*Objective*
From the listing below, pull each line that includes "Materias".

*Source material*
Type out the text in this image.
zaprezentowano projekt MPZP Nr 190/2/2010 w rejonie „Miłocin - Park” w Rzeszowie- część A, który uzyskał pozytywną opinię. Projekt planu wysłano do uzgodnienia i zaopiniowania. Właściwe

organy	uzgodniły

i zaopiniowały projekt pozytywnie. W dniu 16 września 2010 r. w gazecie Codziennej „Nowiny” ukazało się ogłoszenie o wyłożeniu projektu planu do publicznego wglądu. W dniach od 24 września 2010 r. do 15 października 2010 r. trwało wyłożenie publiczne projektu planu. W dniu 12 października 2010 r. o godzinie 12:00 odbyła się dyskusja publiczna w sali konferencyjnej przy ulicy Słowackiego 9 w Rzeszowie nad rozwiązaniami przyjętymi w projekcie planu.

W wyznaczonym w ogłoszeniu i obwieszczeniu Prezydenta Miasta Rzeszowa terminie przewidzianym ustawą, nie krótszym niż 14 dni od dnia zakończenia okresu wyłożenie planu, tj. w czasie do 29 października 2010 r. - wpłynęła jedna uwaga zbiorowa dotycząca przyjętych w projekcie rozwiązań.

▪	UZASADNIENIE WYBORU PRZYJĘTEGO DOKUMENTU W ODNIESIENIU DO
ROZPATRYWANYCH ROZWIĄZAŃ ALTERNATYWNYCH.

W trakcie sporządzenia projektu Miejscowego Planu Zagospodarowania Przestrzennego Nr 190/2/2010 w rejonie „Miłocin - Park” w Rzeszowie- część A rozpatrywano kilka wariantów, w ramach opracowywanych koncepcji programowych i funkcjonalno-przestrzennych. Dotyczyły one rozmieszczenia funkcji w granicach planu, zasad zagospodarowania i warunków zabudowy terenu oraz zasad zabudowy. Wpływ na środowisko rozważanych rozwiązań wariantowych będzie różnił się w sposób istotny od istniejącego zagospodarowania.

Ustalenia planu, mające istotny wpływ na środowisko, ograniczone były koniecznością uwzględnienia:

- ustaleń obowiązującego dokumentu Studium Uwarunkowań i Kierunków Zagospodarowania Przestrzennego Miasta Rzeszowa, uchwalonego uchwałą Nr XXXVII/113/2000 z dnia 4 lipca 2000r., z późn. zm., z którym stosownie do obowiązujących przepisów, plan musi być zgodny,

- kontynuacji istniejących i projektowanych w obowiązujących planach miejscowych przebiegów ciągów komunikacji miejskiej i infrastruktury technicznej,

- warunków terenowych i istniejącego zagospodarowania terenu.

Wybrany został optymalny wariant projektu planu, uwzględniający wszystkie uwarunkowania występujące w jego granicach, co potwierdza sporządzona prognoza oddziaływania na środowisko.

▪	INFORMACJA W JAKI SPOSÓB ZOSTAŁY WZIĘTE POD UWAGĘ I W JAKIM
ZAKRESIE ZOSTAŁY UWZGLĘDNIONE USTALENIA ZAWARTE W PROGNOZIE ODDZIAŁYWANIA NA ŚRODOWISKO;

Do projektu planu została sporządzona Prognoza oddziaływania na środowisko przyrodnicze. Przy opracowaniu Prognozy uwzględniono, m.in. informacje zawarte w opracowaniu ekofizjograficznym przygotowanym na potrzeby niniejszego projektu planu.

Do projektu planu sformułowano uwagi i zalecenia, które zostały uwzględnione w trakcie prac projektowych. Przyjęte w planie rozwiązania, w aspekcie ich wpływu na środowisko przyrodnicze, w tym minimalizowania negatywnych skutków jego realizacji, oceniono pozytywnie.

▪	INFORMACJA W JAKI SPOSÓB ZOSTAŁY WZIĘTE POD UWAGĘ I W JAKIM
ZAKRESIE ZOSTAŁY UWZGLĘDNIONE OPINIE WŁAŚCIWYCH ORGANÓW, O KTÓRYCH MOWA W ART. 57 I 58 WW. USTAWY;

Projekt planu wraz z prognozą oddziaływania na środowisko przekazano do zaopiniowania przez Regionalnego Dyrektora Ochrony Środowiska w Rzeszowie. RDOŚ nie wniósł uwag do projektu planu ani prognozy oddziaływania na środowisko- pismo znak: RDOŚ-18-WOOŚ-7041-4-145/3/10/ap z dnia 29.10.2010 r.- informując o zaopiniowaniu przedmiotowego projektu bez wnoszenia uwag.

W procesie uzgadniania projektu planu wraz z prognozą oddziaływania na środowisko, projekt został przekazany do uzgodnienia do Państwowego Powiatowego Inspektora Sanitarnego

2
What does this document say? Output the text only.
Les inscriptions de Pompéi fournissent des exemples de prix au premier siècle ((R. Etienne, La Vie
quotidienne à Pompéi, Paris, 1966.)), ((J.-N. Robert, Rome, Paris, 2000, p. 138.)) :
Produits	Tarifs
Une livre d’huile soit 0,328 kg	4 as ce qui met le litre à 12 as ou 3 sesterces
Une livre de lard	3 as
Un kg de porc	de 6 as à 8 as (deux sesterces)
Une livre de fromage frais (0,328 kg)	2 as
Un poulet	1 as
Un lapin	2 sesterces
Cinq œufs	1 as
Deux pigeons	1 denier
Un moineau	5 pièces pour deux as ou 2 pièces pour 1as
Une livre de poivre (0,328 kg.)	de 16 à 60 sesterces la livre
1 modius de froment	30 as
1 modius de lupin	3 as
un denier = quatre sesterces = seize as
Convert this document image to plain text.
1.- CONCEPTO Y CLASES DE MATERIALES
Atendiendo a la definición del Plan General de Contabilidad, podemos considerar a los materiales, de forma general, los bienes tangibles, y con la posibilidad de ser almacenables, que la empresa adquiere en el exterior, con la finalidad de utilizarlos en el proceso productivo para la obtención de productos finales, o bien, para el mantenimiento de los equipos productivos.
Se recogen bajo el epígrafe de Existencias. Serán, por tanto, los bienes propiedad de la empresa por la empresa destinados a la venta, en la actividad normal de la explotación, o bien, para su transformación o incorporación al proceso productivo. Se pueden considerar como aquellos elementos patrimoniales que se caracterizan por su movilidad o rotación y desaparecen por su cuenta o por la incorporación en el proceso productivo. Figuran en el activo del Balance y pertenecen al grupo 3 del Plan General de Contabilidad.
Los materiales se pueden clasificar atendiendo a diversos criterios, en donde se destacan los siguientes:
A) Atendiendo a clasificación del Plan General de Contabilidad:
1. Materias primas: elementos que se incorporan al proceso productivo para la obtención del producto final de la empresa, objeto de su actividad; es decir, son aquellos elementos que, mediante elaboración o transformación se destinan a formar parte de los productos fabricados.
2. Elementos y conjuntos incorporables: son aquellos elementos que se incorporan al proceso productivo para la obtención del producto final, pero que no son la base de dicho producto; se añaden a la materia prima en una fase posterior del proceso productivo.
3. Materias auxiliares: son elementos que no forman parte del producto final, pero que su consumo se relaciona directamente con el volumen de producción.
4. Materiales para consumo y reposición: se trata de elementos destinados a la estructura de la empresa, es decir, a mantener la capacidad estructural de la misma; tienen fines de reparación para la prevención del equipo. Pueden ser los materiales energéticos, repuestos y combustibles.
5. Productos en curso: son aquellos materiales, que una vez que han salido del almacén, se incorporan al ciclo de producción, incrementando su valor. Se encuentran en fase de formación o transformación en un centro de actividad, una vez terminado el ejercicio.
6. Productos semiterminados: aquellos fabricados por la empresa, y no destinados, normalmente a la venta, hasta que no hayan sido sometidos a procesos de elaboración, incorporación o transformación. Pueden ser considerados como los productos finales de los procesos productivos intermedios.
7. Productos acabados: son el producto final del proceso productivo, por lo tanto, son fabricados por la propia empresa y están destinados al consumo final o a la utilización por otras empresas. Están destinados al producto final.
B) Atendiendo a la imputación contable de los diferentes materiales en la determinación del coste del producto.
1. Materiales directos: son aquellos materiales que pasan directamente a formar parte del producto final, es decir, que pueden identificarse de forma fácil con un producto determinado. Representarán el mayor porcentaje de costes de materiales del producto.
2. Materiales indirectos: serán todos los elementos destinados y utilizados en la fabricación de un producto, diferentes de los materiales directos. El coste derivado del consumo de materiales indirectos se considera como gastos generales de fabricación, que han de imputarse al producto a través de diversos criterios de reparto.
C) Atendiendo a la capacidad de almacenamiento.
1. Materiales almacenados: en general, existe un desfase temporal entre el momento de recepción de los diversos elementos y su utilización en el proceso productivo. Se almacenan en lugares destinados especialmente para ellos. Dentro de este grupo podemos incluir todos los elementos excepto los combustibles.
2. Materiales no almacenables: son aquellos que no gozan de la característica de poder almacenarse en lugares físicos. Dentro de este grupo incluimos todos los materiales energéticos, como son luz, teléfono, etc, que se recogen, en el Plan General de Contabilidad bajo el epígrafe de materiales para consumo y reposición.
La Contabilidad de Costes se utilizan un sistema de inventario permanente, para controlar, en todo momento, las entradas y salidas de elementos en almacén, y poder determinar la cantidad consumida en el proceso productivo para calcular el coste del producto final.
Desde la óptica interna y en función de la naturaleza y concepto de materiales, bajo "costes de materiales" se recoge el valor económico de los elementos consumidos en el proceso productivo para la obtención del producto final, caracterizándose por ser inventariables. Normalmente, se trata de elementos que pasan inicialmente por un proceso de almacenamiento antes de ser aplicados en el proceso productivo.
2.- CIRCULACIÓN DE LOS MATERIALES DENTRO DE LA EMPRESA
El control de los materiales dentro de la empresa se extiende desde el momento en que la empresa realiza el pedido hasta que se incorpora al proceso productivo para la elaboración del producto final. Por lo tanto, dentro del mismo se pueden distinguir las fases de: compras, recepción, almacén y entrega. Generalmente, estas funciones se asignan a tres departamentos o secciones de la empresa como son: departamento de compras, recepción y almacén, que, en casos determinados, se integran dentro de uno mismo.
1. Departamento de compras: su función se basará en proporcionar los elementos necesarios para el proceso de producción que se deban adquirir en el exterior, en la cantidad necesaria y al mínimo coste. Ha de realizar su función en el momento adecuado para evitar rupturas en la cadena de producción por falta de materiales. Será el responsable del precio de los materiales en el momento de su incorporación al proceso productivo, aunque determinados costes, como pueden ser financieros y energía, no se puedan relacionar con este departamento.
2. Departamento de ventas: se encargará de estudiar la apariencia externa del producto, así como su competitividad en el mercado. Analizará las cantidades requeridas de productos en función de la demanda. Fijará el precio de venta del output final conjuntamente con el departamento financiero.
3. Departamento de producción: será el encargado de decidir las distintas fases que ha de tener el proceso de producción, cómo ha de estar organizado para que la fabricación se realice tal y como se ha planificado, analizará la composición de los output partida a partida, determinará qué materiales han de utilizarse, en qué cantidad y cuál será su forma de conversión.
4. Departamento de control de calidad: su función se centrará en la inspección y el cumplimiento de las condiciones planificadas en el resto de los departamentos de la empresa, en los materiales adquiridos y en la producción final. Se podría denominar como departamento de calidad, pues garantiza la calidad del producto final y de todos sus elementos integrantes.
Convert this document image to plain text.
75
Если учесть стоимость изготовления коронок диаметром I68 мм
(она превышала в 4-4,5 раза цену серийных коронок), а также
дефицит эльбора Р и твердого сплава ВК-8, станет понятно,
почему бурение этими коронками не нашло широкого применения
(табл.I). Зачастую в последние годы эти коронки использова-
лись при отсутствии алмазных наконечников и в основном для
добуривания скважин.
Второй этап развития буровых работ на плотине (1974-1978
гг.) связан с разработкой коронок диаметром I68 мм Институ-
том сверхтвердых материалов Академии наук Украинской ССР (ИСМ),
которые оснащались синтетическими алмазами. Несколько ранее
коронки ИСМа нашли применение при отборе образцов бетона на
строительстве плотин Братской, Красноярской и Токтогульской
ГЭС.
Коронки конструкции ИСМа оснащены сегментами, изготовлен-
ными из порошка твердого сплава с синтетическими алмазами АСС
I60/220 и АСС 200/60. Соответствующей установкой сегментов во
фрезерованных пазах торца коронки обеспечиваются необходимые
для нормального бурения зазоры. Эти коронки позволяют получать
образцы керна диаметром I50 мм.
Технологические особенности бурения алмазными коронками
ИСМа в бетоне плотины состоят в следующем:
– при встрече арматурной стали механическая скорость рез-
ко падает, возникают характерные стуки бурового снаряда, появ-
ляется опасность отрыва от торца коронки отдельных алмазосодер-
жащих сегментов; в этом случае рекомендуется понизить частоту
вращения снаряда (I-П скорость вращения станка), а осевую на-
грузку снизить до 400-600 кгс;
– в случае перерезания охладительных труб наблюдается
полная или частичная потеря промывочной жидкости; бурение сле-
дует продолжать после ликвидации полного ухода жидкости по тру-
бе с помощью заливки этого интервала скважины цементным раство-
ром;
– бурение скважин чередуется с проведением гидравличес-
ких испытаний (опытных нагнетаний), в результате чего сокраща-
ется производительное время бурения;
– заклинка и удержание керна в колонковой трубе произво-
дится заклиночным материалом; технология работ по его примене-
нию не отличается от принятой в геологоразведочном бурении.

*Finished answer*
1. Materias primas: elementos que se incorporan al proceso productivo para la obtención del producto final de la empresa, objeto de su actividad; es decir, son aquellos elementos que, mediante elaboración o transformación se destinan a formar parte de los productos fabricados.
3. Materias auxiliares: son elementos que no forman parte del producto final, pero que su consumo se relaciona directamente con el volumen de producción.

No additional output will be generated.